··· Listed records ···
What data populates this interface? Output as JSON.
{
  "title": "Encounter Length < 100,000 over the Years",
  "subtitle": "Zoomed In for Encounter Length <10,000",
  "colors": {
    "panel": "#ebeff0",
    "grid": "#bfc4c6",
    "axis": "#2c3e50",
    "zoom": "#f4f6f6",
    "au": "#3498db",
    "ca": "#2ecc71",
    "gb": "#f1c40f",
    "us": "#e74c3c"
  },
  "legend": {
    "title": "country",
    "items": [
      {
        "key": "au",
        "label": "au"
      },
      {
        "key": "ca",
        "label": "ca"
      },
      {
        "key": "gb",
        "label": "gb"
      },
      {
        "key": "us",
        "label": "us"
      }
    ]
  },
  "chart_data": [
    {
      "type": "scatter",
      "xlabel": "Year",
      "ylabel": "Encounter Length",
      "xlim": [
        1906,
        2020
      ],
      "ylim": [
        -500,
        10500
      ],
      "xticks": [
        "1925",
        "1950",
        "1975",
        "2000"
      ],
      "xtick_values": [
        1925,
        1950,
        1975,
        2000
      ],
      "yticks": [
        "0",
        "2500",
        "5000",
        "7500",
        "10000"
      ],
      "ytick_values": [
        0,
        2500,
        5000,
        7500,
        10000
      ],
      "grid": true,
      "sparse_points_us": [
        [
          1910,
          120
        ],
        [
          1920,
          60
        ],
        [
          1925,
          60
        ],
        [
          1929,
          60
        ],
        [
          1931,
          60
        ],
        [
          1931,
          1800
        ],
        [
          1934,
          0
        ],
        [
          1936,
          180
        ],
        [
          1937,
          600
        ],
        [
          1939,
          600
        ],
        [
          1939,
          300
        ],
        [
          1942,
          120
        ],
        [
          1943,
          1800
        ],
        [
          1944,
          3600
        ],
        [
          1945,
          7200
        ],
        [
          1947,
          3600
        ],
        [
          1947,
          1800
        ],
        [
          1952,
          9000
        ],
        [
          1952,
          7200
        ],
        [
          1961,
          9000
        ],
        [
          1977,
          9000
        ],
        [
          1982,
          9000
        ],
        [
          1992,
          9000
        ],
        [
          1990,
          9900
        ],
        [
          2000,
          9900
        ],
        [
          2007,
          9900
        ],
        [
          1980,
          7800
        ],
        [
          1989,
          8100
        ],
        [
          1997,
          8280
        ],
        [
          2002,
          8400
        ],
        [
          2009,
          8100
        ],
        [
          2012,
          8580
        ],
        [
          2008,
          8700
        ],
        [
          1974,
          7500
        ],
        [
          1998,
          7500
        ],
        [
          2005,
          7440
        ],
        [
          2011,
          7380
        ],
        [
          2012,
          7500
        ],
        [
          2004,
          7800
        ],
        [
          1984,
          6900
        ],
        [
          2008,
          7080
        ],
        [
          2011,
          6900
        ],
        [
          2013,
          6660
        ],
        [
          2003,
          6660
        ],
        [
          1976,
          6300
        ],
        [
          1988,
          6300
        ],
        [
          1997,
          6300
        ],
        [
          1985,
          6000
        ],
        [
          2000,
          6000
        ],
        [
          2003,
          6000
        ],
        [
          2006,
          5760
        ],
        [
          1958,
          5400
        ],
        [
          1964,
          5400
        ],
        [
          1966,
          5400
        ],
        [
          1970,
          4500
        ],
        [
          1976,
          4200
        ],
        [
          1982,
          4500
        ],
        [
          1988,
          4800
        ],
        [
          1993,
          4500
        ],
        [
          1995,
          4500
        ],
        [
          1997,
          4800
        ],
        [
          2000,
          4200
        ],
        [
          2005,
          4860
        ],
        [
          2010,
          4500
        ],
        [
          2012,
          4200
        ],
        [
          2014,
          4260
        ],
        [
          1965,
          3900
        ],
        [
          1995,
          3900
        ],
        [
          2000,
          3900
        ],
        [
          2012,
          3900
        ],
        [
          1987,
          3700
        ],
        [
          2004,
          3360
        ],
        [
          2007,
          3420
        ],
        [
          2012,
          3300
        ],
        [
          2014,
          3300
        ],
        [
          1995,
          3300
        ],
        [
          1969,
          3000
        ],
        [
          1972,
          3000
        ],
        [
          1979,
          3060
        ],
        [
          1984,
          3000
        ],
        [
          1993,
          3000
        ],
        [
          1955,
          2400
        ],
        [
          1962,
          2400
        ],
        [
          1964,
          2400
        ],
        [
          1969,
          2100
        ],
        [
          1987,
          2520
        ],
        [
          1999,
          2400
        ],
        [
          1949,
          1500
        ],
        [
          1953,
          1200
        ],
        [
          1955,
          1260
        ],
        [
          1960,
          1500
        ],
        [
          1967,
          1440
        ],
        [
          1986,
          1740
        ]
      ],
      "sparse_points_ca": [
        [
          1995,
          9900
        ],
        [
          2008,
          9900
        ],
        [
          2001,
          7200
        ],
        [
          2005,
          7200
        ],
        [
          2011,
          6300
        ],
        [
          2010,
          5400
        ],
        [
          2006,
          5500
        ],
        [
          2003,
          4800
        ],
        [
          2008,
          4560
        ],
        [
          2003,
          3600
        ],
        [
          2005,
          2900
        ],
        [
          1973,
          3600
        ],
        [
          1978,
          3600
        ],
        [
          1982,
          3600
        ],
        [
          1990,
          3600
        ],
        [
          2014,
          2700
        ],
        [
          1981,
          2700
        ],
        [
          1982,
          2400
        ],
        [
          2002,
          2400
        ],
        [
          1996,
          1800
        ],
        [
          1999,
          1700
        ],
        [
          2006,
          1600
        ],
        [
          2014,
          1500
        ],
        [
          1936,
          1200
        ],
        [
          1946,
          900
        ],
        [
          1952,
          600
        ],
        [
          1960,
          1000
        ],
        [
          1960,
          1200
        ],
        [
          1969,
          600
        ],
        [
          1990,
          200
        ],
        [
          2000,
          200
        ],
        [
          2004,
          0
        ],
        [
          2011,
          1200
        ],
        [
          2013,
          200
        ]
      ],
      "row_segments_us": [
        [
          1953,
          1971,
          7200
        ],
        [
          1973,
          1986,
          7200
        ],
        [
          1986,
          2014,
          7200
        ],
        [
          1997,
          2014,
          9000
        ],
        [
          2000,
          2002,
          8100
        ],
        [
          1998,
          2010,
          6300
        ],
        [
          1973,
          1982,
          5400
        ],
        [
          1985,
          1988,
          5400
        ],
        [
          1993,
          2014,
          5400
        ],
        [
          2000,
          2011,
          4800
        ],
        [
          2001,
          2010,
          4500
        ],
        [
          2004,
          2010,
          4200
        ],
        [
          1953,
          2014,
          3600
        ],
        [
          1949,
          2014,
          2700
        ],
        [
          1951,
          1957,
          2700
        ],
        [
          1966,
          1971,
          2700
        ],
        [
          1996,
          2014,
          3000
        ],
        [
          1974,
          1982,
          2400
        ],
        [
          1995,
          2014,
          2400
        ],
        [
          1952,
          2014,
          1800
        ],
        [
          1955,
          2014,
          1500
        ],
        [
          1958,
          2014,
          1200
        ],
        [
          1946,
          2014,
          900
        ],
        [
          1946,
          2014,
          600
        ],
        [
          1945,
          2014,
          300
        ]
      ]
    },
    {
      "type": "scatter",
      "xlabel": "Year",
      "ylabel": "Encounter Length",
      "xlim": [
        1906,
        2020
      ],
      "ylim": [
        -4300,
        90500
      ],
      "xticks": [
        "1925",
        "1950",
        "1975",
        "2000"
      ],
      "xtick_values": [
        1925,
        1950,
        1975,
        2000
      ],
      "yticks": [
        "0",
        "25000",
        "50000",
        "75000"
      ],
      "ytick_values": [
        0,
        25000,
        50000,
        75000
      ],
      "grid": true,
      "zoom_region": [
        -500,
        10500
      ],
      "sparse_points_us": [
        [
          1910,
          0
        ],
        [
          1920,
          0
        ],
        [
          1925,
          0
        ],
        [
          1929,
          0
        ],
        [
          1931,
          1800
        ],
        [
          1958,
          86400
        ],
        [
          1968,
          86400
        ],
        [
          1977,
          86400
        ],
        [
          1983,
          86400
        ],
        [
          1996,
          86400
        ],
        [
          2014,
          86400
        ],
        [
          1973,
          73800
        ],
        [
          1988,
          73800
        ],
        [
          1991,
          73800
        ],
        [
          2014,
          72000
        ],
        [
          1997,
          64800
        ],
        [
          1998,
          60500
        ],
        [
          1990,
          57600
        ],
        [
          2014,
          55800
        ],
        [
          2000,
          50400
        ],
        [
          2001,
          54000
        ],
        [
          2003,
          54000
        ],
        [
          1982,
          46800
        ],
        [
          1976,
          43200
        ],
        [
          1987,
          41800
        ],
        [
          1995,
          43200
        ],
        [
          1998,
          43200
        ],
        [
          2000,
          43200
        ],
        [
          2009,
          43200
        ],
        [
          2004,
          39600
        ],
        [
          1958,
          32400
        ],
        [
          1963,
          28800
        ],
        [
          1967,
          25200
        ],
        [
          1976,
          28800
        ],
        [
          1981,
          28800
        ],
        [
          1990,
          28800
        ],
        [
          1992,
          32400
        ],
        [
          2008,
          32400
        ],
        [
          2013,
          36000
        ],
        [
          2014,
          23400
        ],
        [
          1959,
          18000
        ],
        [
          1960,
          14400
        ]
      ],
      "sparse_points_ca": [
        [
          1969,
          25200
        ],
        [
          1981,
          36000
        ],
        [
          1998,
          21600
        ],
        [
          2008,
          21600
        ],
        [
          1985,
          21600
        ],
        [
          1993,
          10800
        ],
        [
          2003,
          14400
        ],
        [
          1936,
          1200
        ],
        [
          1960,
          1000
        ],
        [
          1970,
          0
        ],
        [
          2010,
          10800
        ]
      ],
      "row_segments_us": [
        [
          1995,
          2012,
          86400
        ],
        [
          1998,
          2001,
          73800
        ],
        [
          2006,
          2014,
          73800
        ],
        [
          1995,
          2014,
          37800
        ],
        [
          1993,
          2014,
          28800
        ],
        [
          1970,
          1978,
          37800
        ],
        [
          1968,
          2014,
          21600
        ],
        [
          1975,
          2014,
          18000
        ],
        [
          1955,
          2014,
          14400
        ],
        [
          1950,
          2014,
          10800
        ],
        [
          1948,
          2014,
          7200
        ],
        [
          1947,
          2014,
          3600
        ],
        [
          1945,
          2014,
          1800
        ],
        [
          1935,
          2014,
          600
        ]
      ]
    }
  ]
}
···
Task objective
Scan the material above. Return every line containing the string "Length".

Solution to this problem
  "title": "Encounter Length < 100,000 over the Years",
  "subtitle": "Zoomed In for Encounter Length <10,000",
      "ylabel": "Encounter Length",
      "ylabel": "Encounter Length",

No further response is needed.